## BEGIN
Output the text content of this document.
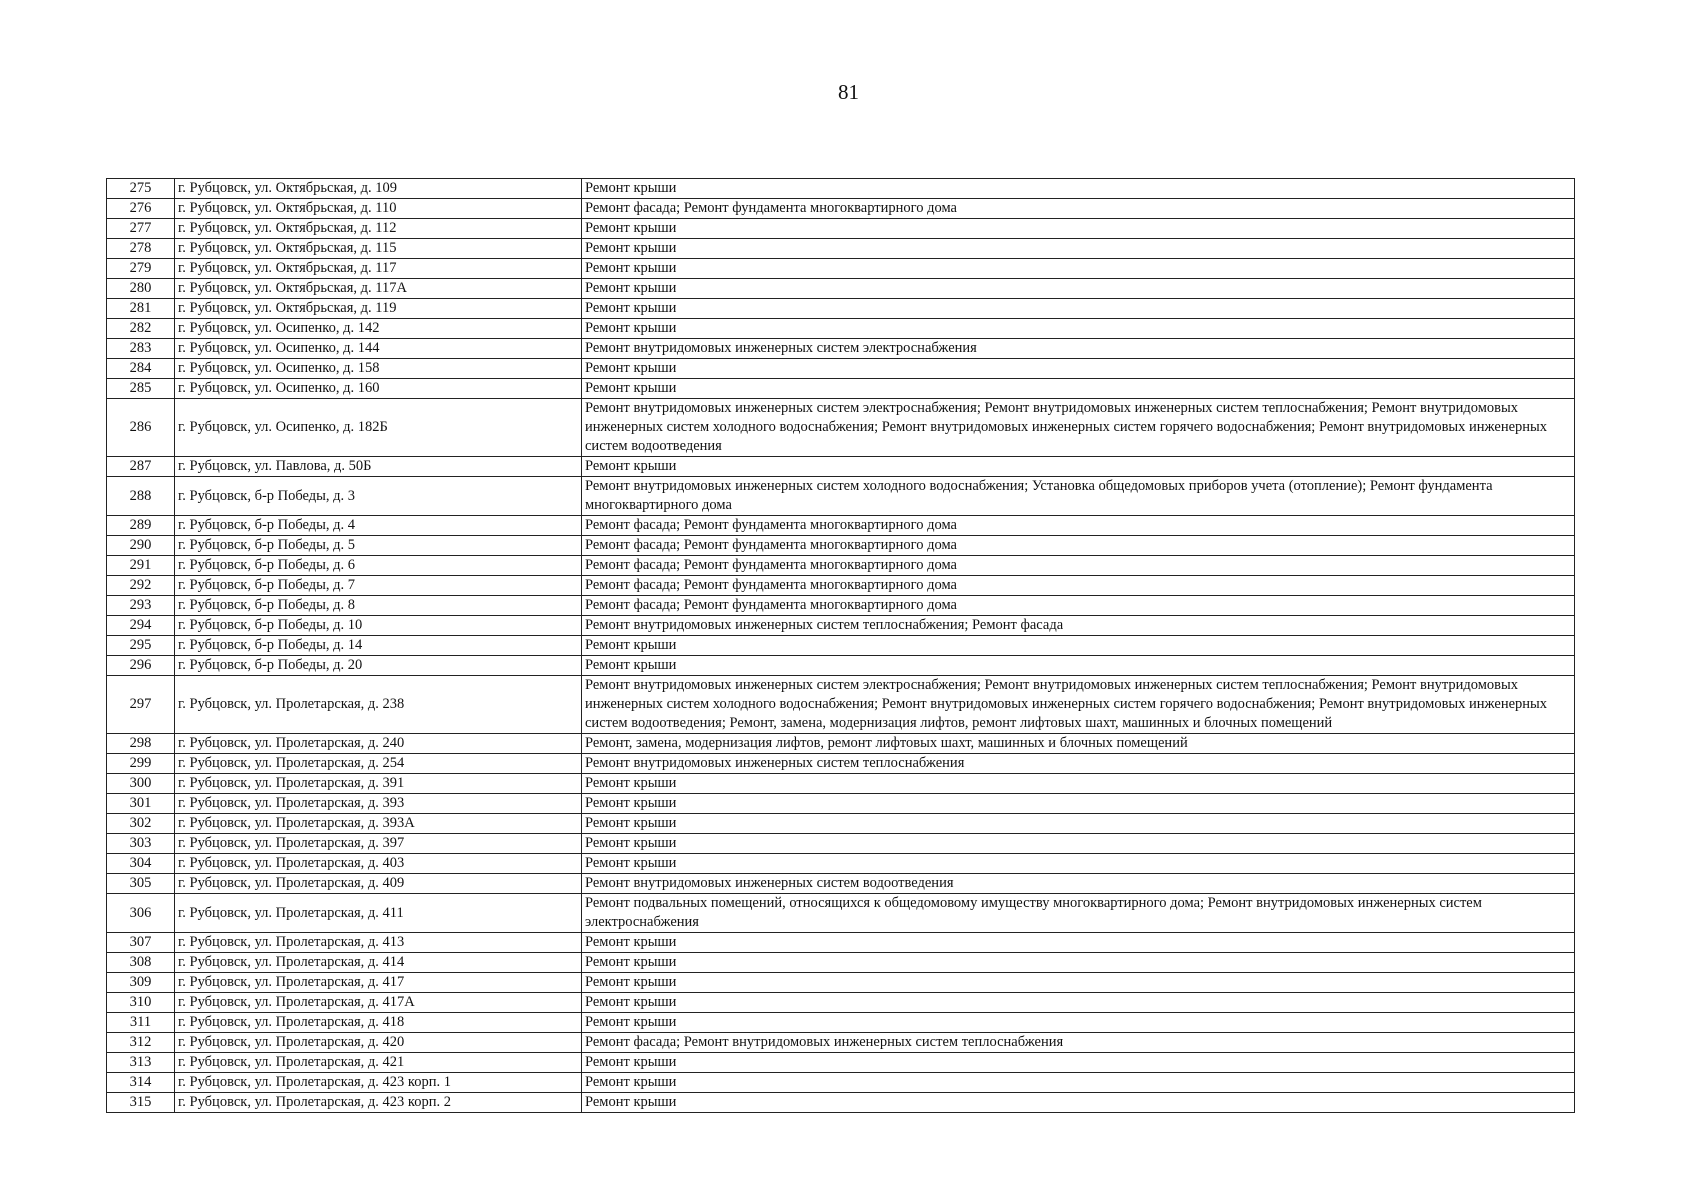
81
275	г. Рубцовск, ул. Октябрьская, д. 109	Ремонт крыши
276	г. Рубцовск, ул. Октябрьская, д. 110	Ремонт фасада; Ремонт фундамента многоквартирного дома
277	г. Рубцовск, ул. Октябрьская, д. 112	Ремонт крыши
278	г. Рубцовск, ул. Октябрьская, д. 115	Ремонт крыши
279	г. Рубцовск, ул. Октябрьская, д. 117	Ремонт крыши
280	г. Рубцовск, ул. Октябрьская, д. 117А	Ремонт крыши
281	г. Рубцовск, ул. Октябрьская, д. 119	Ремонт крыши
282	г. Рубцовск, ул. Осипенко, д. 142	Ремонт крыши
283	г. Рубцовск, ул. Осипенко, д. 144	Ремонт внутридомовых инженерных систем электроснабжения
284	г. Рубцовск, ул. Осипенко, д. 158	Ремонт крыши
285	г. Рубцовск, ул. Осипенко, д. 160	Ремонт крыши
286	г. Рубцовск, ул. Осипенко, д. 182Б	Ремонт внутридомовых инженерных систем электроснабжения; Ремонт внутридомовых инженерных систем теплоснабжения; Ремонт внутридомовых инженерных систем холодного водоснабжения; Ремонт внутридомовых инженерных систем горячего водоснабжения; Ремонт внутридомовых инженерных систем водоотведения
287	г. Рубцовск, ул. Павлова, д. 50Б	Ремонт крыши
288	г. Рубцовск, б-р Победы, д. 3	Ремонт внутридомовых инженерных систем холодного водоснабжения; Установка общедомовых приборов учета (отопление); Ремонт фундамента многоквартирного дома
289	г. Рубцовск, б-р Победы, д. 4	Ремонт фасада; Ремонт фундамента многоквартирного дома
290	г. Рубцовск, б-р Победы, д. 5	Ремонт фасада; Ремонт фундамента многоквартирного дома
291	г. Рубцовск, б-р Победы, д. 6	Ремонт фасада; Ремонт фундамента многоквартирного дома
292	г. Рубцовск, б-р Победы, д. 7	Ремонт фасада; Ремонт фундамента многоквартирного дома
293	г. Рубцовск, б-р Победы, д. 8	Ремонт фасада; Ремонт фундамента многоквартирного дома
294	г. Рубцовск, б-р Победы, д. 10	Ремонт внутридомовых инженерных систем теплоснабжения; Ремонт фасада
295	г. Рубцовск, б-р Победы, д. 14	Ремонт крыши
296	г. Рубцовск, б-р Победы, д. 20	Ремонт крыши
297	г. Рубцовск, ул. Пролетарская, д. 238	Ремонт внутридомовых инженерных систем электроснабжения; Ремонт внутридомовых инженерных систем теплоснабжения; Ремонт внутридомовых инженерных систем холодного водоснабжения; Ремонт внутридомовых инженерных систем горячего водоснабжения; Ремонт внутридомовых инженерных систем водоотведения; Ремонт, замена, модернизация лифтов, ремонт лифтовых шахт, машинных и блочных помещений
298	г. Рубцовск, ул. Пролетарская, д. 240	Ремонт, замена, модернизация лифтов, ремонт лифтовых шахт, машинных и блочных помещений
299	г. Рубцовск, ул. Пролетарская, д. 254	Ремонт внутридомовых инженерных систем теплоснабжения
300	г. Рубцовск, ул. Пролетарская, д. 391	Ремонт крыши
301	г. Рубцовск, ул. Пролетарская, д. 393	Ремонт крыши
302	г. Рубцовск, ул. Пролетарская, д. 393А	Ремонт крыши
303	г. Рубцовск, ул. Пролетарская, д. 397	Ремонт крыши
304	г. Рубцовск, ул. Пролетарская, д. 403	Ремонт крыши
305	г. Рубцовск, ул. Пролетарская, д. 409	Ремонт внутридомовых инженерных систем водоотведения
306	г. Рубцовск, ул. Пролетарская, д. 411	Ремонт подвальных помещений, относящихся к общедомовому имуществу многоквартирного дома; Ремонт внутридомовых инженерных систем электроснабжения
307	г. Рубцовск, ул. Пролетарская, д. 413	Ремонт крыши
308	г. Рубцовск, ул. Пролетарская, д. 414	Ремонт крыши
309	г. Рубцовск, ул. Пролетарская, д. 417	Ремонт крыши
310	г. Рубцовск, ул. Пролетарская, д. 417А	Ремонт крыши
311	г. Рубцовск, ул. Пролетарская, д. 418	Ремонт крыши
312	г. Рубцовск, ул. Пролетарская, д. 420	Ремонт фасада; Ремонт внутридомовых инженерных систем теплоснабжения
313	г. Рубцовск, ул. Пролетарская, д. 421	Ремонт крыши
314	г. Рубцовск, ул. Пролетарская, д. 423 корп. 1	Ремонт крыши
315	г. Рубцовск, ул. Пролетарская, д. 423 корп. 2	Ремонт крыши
## END
_Directive:_ Repeat the full listing above exactly, with no pictures in the copy.

_Right answer:_
Output the text content of this document.
81
275	г. Рубцовск, ул. Октябрьская, д. 109	Ремонт крыши
276	г. Рубцовск, ул. Октябрьская, д. 110	Ремонт фасада; Ремонт фундамента многоквартирного дома
277	г. Рубцовск, ул. Октябрьская, д. 112	Ремонт крыши
278	г. Рубцовск, ул. Октябрьская, д. 115	Ремонт крыши
279	г. Рубцовск, ул. Октябрьская, д. 117	Ремонт крыши
280	г. Рубцовск, ул. Октябрьская, д. 117А	Ремонт крыши
281	г. Рубцовск, ул. Октябрьская, д. 119	Ремонт крыши
282	г. Рубцовск, ул. Осипенко, д. 142	Ремонт крыши
283	г. Рубцовск, ул. Осипенко, д. 144	Ремонт внутридомовых инженерных систем электроснабжения
284	г. Рубцовск, ул. Осипенко, д. 158	Ремонт крыши
285	г. Рубцовск, ул. Осипенко, д. 160	Ремонт крыши
286	г. Рубцовск, ул. Осипенко, д. 182Б	Ремонт внутридомовых инженерных систем электроснабжения; Ремонт внутридомовых инженерных систем теплоснабжения; Ремонт внутридомовых инженерных систем холодного водоснабжения; Ремонт внутридомовых инженерных систем горячего водоснабжения; Ремонт внутридомовых инженерных систем водоотведения
287	г. Рубцовск, ул. Павлова, д. 50Б	Ремонт крыши
288	г. Рубцовск, б-р Победы, д. 3	Ремонт внутридомовых инженерных систем холодного водоснабжения; Установка общедомовых приборов учета (отопление); Ремонт фундамента многоквартирного дома
289	г. Рубцовск, б-р Победы, д. 4	Ремонт фасада; Ремонт фундамента многоквартирного дома
290	г. Рубцовск, б-р Победы, д. 5	Ремонт фасада; Ремонт фундамента многоквартирного дома
291	г. Рубцовск, б-р Победы, д. 6	Ремонт фасада; Ремонт фундамента многоквартирного дома
292	г. Рубцовск, б-р Победы, д. 7	Ремонт фасада; Ремонт фундамента многоквартирного дома
293	г. Рубцовск, б-р Победы, д. 8	Ремонт фасада; Ремонт фундамента многоквартирного дома
294	г. Рубцовск, б-р Победы, д. 10	Ремонт внутридомовых инженерных систем теплоснабжения; Ремонт фасада
295	г. Рубцовск, б-р Победы, д. 14	Ремонт крыши
296	г. Рубцовск, б-р Победы, д. 20	Ремонт крыши
297	г. Рубцовск, ул. Пролетарская, д. 238	Ремонт внутридомовых инженерных систем электроснабжения; Ремонт внутридомовых инженерных систем теплоснабжения; Ремонт внутридомовых инженерных систем холодного водоснабжения; Ремонт внутридомовых инженерных систем горячего водоснабжения; Ремонт внутридомовых инженерных систем водоотведения; Ремонт, замена, модернизация лифтов, ремонт лифтовых шахт, машинных и блочных помещений
298	г. Рубцовск, ул. Пролетарская, д. 240	Ремонт, замена, модернизация лифтов, ремонт лифтовых шахт, машинных и блочных помещений
299	г. Рубцовск, ул. Пролетарская, д. 254	Ремонт внутридомовых инженерных систем теплоснабжения
300	г. Рубцовск, ул. Пролетарская, д. 391	Ремонт крыши
301	г. Рубцовск, ул. Пролетарская, д. 393	Ремонт крыши
302	г. Рубцовск, ул. Пролетарская, д. 393А	Ремонт крыши
303	г. Рубцовск, ул. Пролетарская, д. 397	Ремонт крыши
304	г. Рубцовск, ул. Пролетарская, д. 403	Ремонт крыши
305	г. Рубцовск, ул. Пролетарская, д. 409	Ремонт внутридомовых инженерных систем водоотведения
306	г. Рубцовск, ул. Пролетарская, д. 411	Ремонт подвальных помещений, относящихся к общедомовому имуществу многоквартирного дома; Ремонт внутридомовых инженерных систем электроснабжения
307	г. Рубцовск, ул. Пролетарская, д. 413	Ремонт крыши
308	г. Рубцовск, ул. Пролетарская, д. 414	Ремонт крыши
309	г. Рубцовск, ул. Пролетарская, д. 417	Ремонт крыши
310	г. Рубцовск, ул. Пролетарская, д. 417А	Ремонт крыши
311	г. Рубцовск, ул. Пролетарская, д. 418	Ремонт крыши
312	г. Рубцовск, ул. Пролетарская, д. 420	Ремонт фасада; Ремонт внутридомовых инженерных систем теплоснабжения
313	г. Рубцовск, ул. Пролетарская, д. 421	Ремонт крыши
314	г. Рубцовск, ул. Пролетарская, д. 423 корп. 1	Ремонт крыши
315	г. Рубцовск, ул. Пролетарская, д. 423 корп. 2	Ремонт крыши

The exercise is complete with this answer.